::: Material supplied

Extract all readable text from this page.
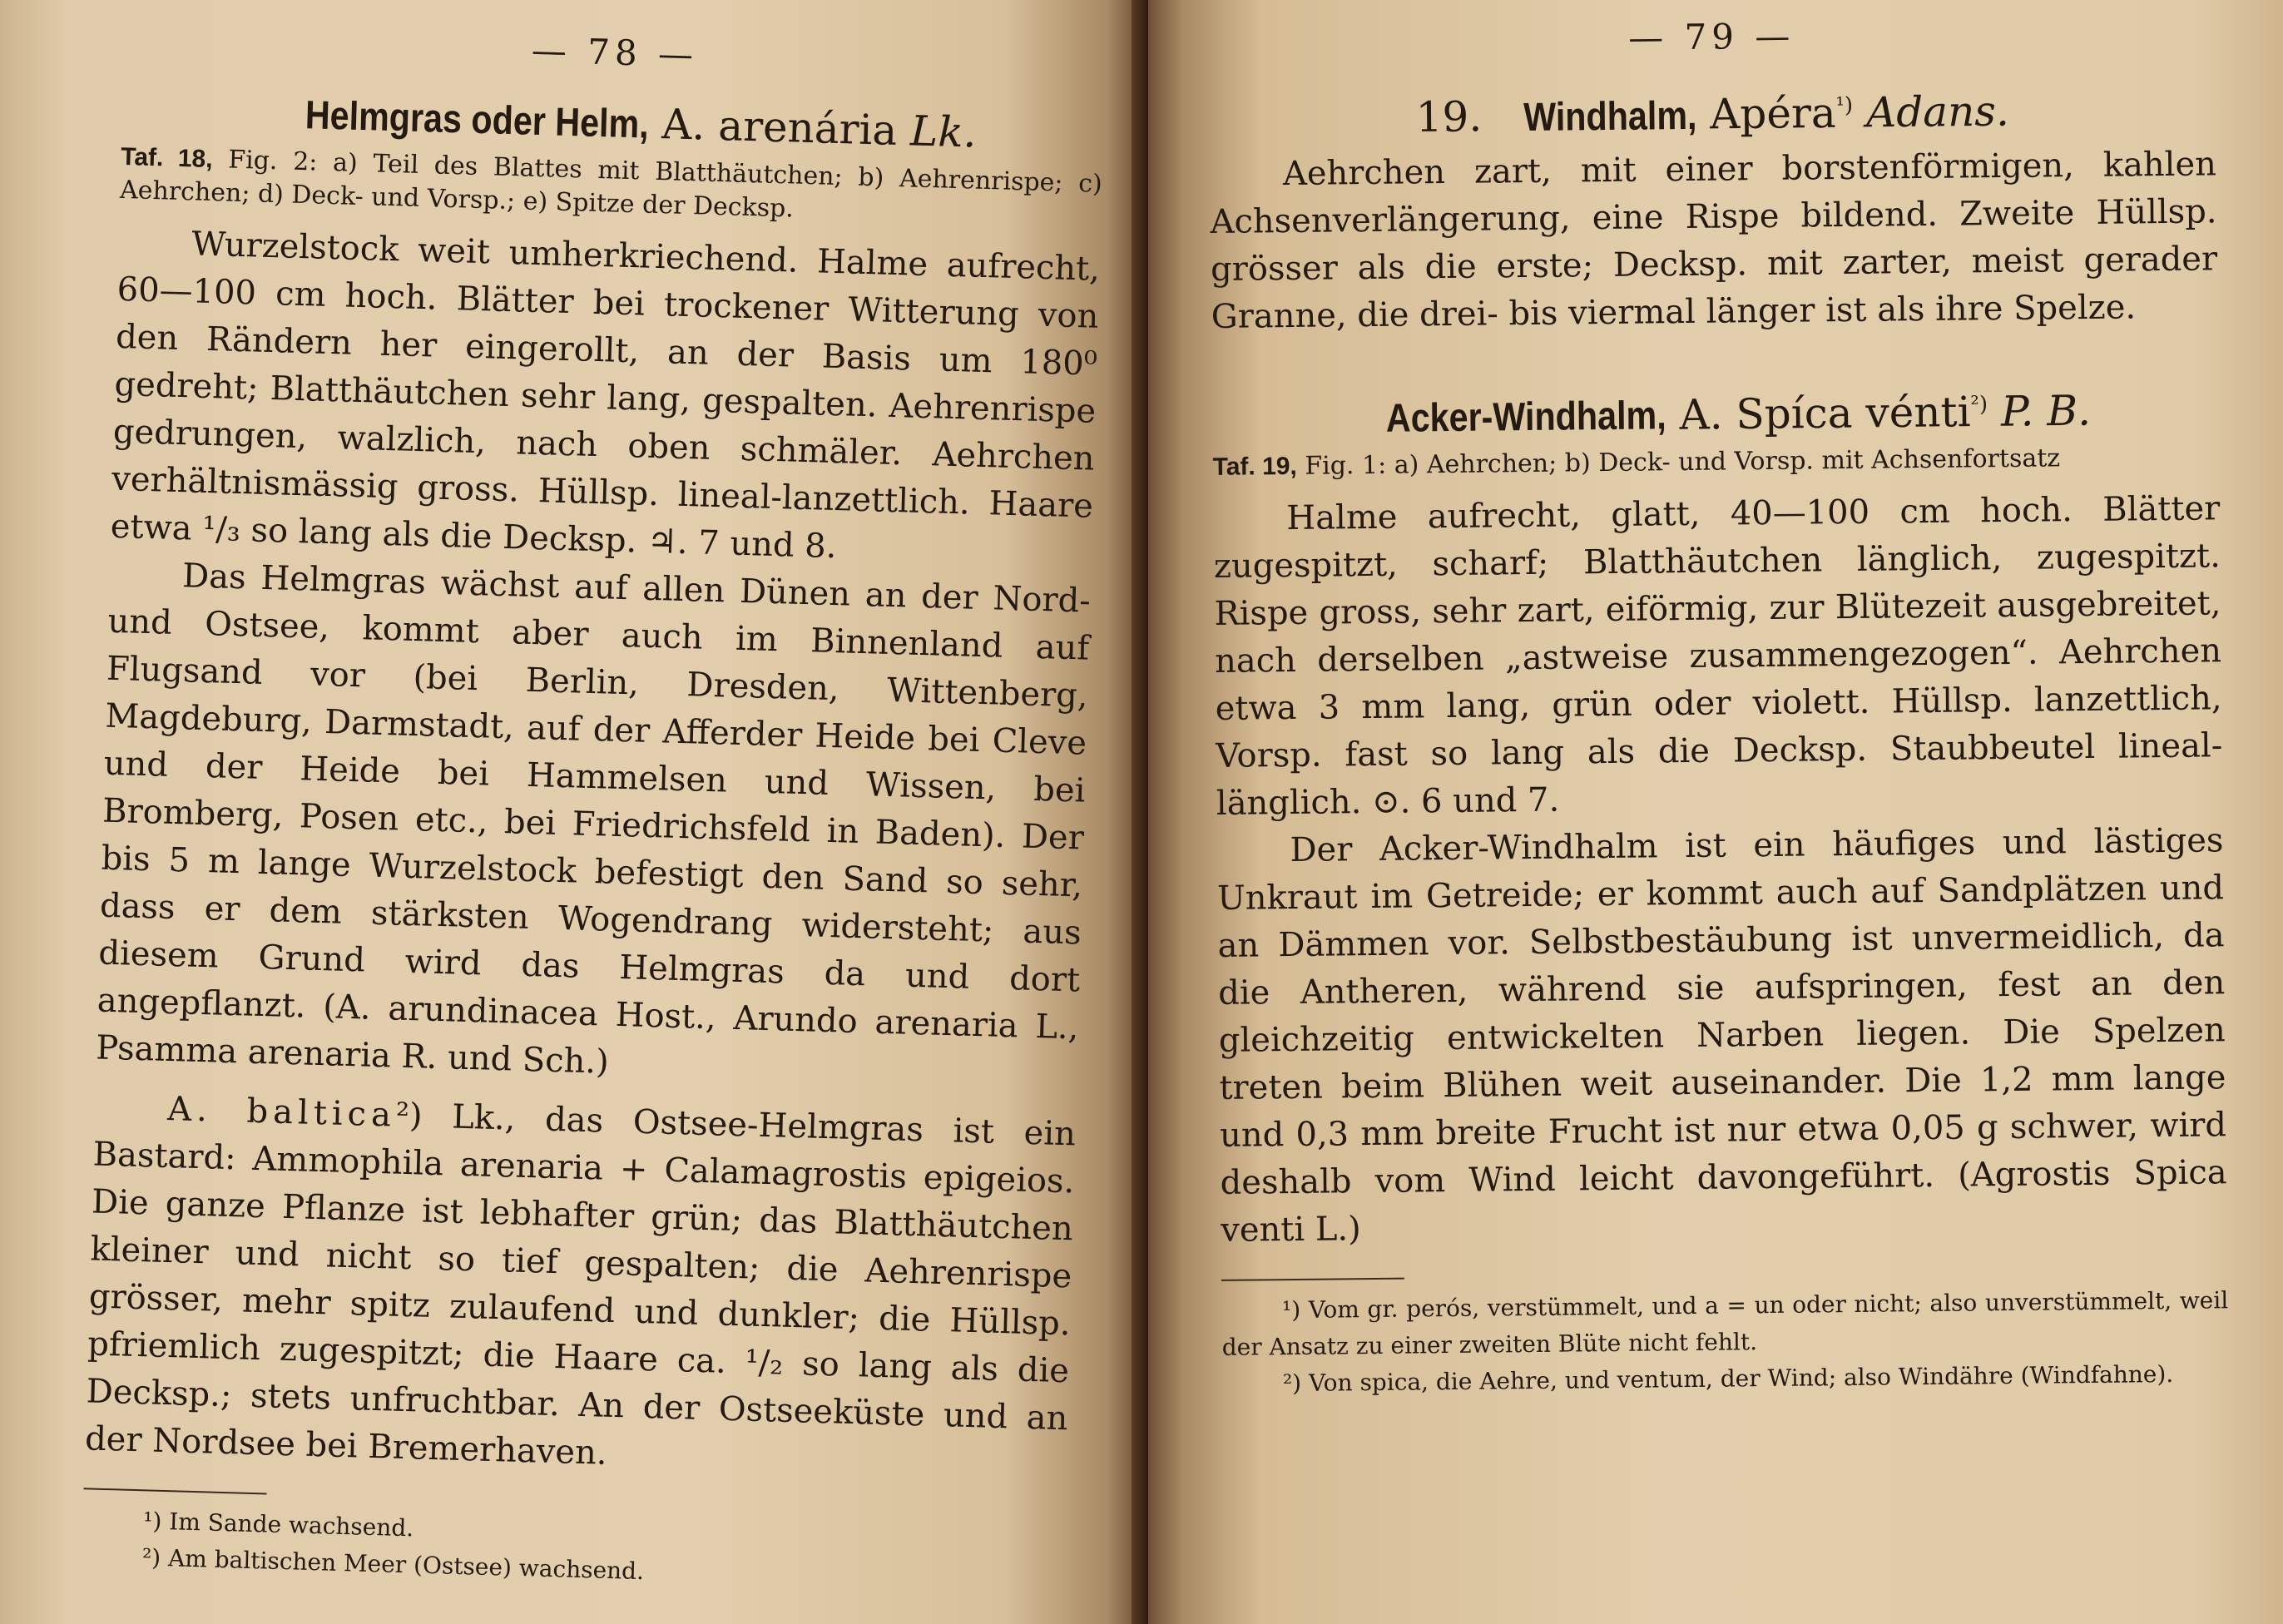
— 78 —
Helmgras oder Helm, A. arenária Lk.
Taf. 18, Fig. 2: a) Teil des Blattes mit Blatthäutchen; b) Aehrenrispe; c) Aehrchen; d) Deck- und Vorsp.; e) Spitze der Decksp.

Wurzelstock weit umherkriechend. Halme aufrecht, 60—100 cm hoch. Blätter bei trockener Witterung von den Rändern her eingerollt, an der Basis um 180⁰ gedreht; Blatthäutchen sehr lang, gespalten. Aehrenrispe gedrungen, walzlich, nach oben schmäler. Aehrchen verhältnismässig gross. Hüllsp. lineal-lanzettlich. Haare etwa ¹/₃ so lang als die Decksp. ♃. 7 und 8.

Das Helmgras wächst auf allen Dünen an der Nord- und Ostsee, kommt aber auch im Binnenland auf Flugsand vor (bei Berlin, Dresden, Wittenberg, Magdeburg, Darmstadt, auf der Afferder Heide bei Cleve und der Heide bei Hammelsen und Wissen, bei Bromberg, Posen etc., bei Friedrichsfeld in Baden). Der bis 5 m lange Wurzelstock befestigt den Sand so sehr, dass er dem stärksten Wogendrang widersteht; aus diesem Grund wird das Helmgras da und dort angepflanzt. (A. arundinacea Host., Arundo arenaria L., Psamma arenaria R. und Sch.)

A. baltica²) Lk., das Ostsee-Helmgras ist ein Bastard: Ammophila arenaria + Calamagrostis epigeios. Die ganze Pflanze ist lebhafter grün; das Blatthäutchen kleiner und nicht so tief gespalten; die Aehrenrispe grösser, mehr spitz zulaufend und dunkler; die Hüllsp. pfriemlich zugespitzt; die Haare ca. ¹/₂ so lang als die Decksp.; stets unfruchtbar. An der Ostseeküste und an der Nordsee bei Bremerhaven.

¹) Im Sande wachsend.
²) Am baltischen Meer (Ostsee) wachsend.
— 79 —
19. Windhalm, Apéra$^{^1)}$ Adans.

Aehrchen zart, mit einer borstenförmigen, kahlen Achsenverlängerung, eine Rispe bildend. Zweite Hüllsp. grösser als die erste; Decksp. mit zarter, meist gerader Granne, die drei- bis viermal länger ist als ihre Spelze.

Acker-Windhalm, A. Spíca vénti$^{^2)}$ P. B.
Taf. 19, Fig. 1: a) Aehrchen; b) Deck- und Vorsp. mit Achsenfortsatz

Halme aufrecht, glatt, 40—100 cm hoch. Blätter zugespitzt, scharf; Blatthäutchen länglich, zugespitzt. Rispe gross, sehr zart, eiförmig, zur Blütezeit ausgebreitet, nach derselben „astweise zusammengezogen“. Aehrchen etwa 3 mm lang, grün oder violett. Hüllsp. lanzettlich, Vorsp. fast so lang als die Decksp. Staubbeutel lineal-länglich. ⊙. 6 und 7.

Der Acker-Windhalm ist ein häufiges und lästiges Unkraut im Getreide; er kommt auch auf Sandplätzen und an Dämmen vor. Selbstbestäubung ist unvermeidlich, da die Antheren, während sie aufspringen, fest an den gleichzeitig entwickelten Narben liegen. Die Spelzen treten beim Blühen weit auseinander. Die 1,2 mm lange und 0,3 mm breite Frucht ist nur etwa 0,05 g schwer, wird deshalb vom Wind leicht davongeführt. (Agrostis Spica venti L.)

¹) Vom gr. perós, verstümmelt, und a = un oder nicht; also unverstümmelt, weil der Ansatz zu einer zweiten Blüte nicht fehlt.
²) Von spica, die Aehre, und ventum, der Wind; also Windähre (Windfahne).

::::::

_What is being asked_
Working from the material above, transcribe it exactly while omitting pictures.

_Written answer_
Extract all readable text from this page.
— 78 —
Helmgras oder Helm, A. arenária Lk.
Taf. 18, Fig. 2: a) Teil des Blattes mit Blatthäutchen; b) Aehrenrispe; c) Aehrchen; d) Deck- und Vorsp.; e) Spitze der Decksp.

Wurzelstock weit umherkriechend. Halme aufrecht, 60—100 cm hoch. Blätter bei trockener Witterung von den Rändern her eingerollt, an der Basis um 180⁰ gedreht; Blatthäutchen sehr lang, gespalten. Aehrenrispe gedrungen, walzlich, nach oben schmäler. Aehrchen verhältnismässig gross. Hüllsp. lineal-lanzettlich. Haare etwa ¹/₃ so lang als die Decksp. ♃. 7 und 8.

Das Helmgras wächst auf allen Dünen an der Nord- und Ostsee, kommt aber auch im Binnenland auf Flugsand vor (bei Berlin, Dresden, Wittenberg, Magdeburg, Darmstadt, auf der Afferder Heide bei Cleve und der Heide bei Hammelsen und Wissen, bei Bromberg, Posen etc., bei Friedrichsfeld in Baden). Der bis 5 m lange Wurzelstock befestigt den Sand so sehr, dass er dem stärksten Wogendrang widersteht; aus diesem Grund wird das Helmgras da und dort angepflanzt. (A. arundinacea Host., Arundo arenaria L., Psamma arenaria R. und Sch.)

A. baltica²) Lk., das Ostsee-Helmgras ist ein Bastard: Ammophila arenaria + Calamagrostis epigeios. Die ganze Pflanze ist lebhafter grün; das Blatthäutchen kleiner und nicht so tief gespalten; die Aehrenrispe grösser, mehr spitz zulaufend und dunkler; die Hüllsp. pfriemlich zugespitzt; die Haare ca. ¹/₂ so lang als die Decksp.; stets unfruchtbar. An der Ostseeküste und an der Nordsee bei Bremerhaven.

¹) Im Sande wachsend.
²) Am baltischen Meer (Ostsee) wachsend.
— 79 —
19. Windhalm, Apéra$^{^1)}$ Adans.

Aehrchen zart, mit einer borstenförmigen, kahlen Achsenverlängerung, eine Rispe bildend. Zweite Hüllsp. grösser als die erste; Decksp. mit zarter, meist gerader Granne, die drei- bis viermal länger ist als ihre Spelze.

Acker-Windhalm, A. Spíca vénti$^{^2)}$ P. B.
Taf. 19, Fig. 1: a) Aehrchen; b) Deck- und Vorsp. mit Achsenfortsatz

Halme aufrecht, glatt, 40—100 cm hoch. Blätter zugespitzt, scharf; Blatthäutchen länglich, zugespitzt. Rispe gross, sehr zart, eiförmig, zur Blütezeit ausgebreitet, nach derselben „astweise zusammengezogen“. Aehrchen etwa 3 mm lang, grün oder violett. Hüllsp. lanzettlich, Vorsp. fast so lang als die Decksp. Staubbeutel lineal-länglich. ⊙. 6 und 7.

Der Acker-Windhalm ist ein häufiges und lästiges Unkraut im Getreide; er kommt auch auf Sandplätzen und an Dämmen vor. Selbstbestäubung ist unvermeidlich, da die Antheren, während sie aufspringen, fest an den gleichzeitig entwickelten Narben liegen. Die Spelzen treten beim Blühen weit auseinander. Die 1,2 mm lange und 0,3 mm breite Frucht ist nur etwa 0,05 g schwer, wird deshalb vom Wind leicht davongeführt. (Agrostis Spica venti L.)

¹) Vom gr. perós, verstümmelt, und a = un oder nicht; also unverstümmelt, weil der Ansatz zu einer zweiten Blüte nicht fehlt.
²) Von spica, die Aehre, und ventum, der Wind; also Windähre (Windfahne).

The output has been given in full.